#### [WHAT YOU NEED TO DO]
Search the data for the word "name" and copy every line where it occurs.

#### [DATASET ENTRIES]
-- -- --
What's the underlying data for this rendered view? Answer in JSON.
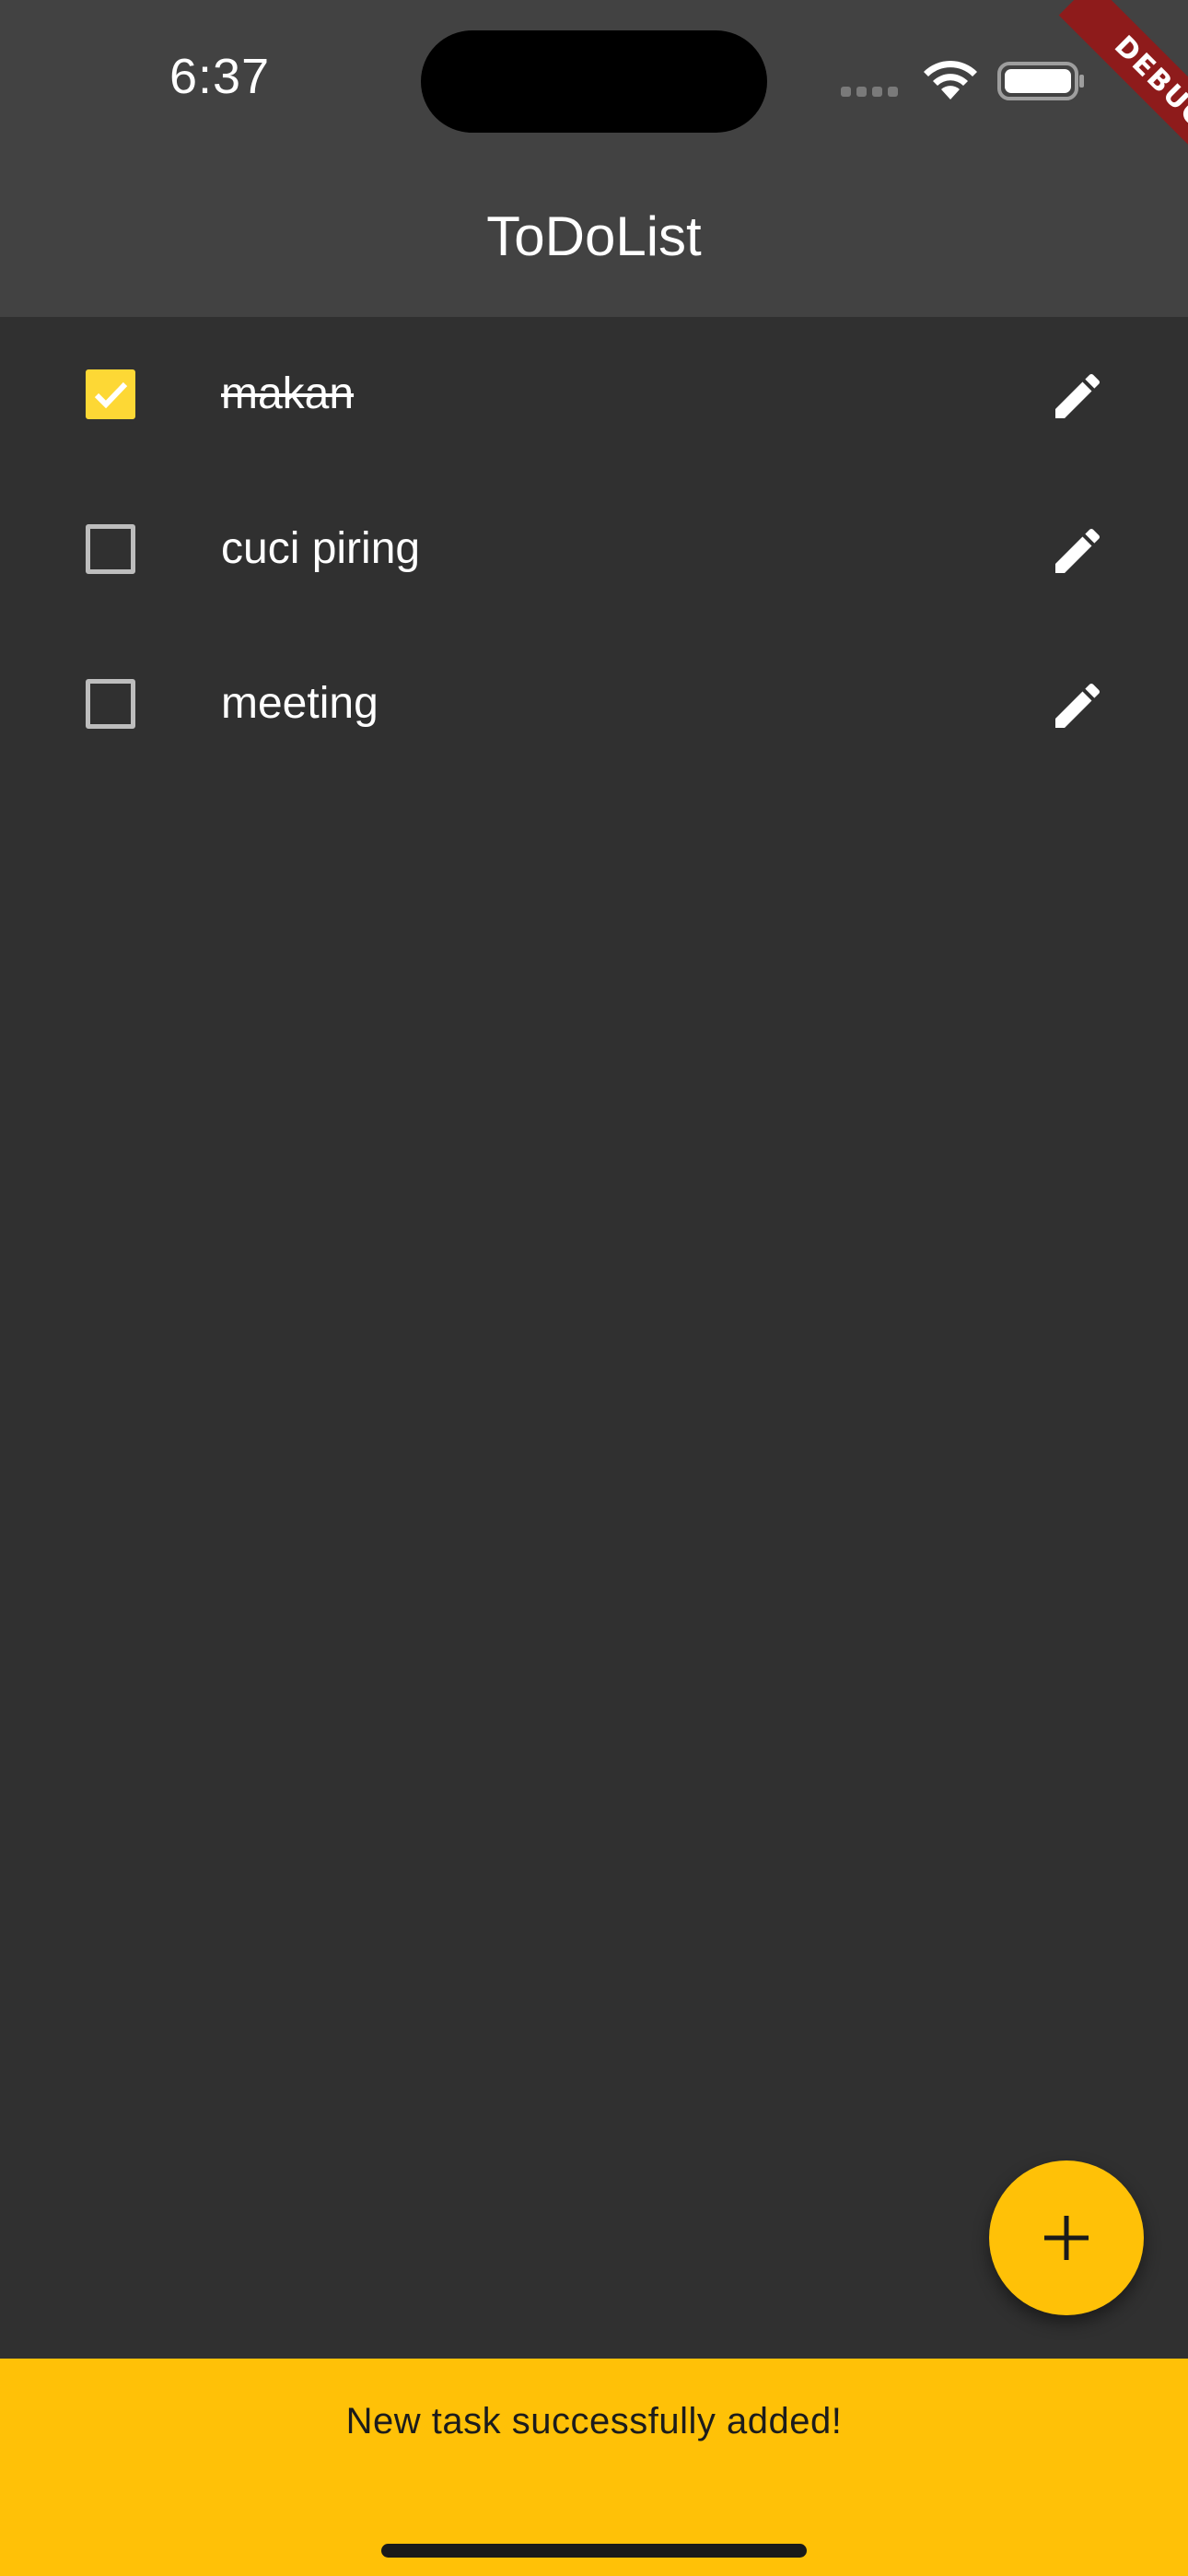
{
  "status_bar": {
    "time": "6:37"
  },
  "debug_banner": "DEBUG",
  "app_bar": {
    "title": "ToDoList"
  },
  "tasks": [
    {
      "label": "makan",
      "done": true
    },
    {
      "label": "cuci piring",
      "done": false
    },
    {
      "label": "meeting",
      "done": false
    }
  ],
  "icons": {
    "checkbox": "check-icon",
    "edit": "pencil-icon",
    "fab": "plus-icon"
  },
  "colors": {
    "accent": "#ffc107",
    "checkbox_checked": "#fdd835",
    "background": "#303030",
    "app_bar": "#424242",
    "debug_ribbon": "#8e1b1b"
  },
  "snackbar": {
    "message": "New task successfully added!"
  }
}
-- -- --
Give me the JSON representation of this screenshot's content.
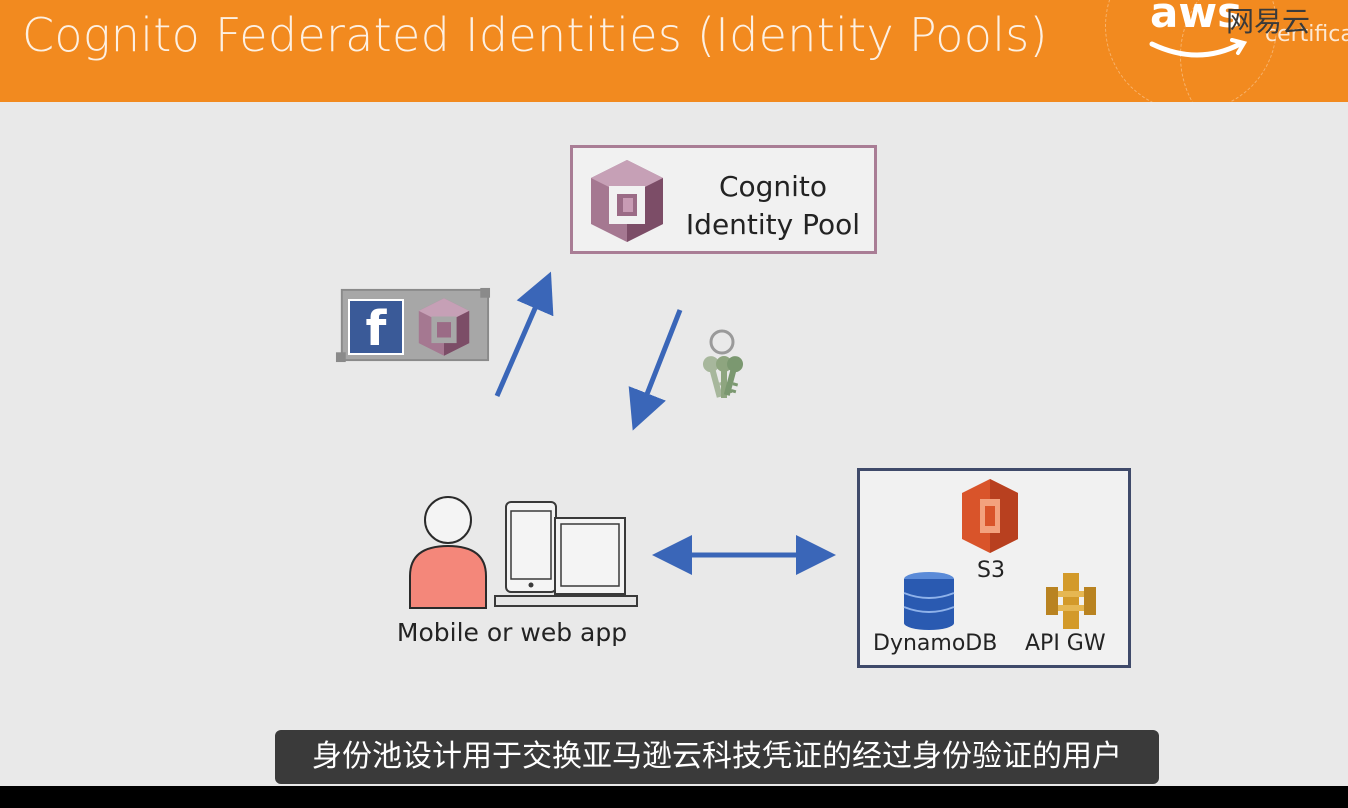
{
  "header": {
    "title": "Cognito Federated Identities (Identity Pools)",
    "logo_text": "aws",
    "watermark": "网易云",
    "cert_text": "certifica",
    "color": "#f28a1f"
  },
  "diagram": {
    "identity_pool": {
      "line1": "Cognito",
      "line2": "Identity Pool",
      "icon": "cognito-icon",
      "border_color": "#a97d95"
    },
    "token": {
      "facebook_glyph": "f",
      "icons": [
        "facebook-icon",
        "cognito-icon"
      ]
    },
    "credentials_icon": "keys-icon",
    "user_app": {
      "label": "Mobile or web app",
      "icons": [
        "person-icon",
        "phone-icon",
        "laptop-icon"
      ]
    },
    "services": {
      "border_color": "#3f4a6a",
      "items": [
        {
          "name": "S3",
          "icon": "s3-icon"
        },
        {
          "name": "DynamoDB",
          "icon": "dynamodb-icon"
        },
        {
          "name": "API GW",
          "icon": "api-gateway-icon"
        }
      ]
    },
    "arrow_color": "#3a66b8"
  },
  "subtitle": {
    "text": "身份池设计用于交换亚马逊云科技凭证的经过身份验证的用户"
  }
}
-- -- --
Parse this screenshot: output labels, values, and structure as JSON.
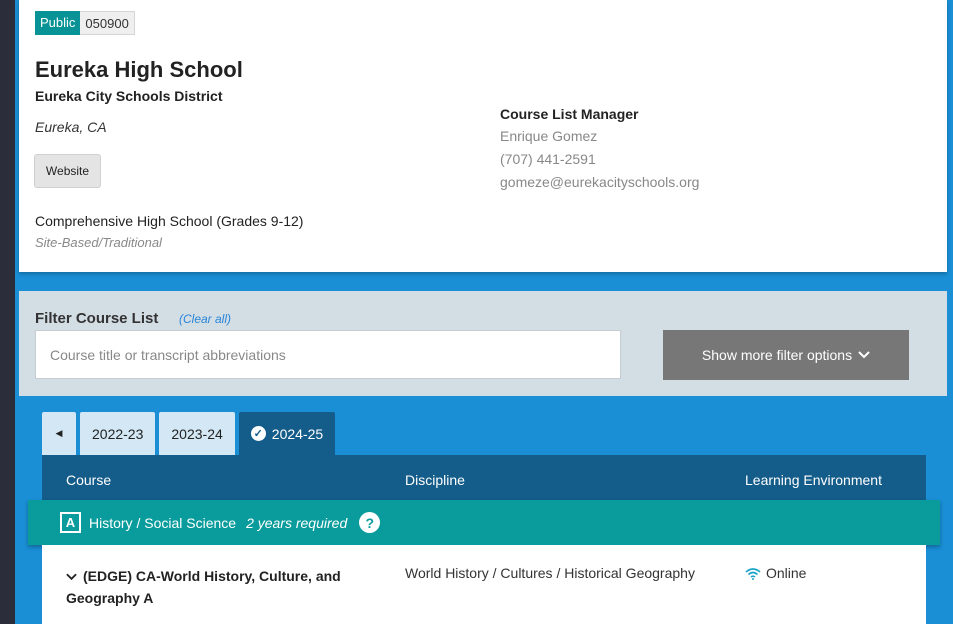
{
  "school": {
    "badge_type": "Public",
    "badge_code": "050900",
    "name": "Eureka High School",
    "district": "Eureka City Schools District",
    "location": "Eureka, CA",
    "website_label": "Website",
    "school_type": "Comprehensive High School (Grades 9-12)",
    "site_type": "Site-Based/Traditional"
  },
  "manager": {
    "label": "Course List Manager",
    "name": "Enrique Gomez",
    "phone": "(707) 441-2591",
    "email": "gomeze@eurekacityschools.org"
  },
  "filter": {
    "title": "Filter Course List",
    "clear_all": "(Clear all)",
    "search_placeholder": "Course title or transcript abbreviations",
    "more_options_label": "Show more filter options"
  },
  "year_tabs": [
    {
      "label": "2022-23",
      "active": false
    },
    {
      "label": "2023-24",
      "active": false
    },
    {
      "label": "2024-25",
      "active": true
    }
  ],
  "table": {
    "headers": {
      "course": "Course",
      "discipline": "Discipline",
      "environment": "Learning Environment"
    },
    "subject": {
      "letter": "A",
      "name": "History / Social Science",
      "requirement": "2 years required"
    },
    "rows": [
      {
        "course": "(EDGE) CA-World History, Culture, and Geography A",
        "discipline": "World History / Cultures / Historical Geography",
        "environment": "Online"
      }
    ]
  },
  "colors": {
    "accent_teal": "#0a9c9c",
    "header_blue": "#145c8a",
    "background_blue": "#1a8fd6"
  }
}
-- -- --
#### [FULL SOLUTION]
          "name": "S3",
          "name": "DynamoDB",
          "name": "API GW",
    "name": "Eureka High School",
    "name": "Enrique Gomez",
      "name": "History / Social Science",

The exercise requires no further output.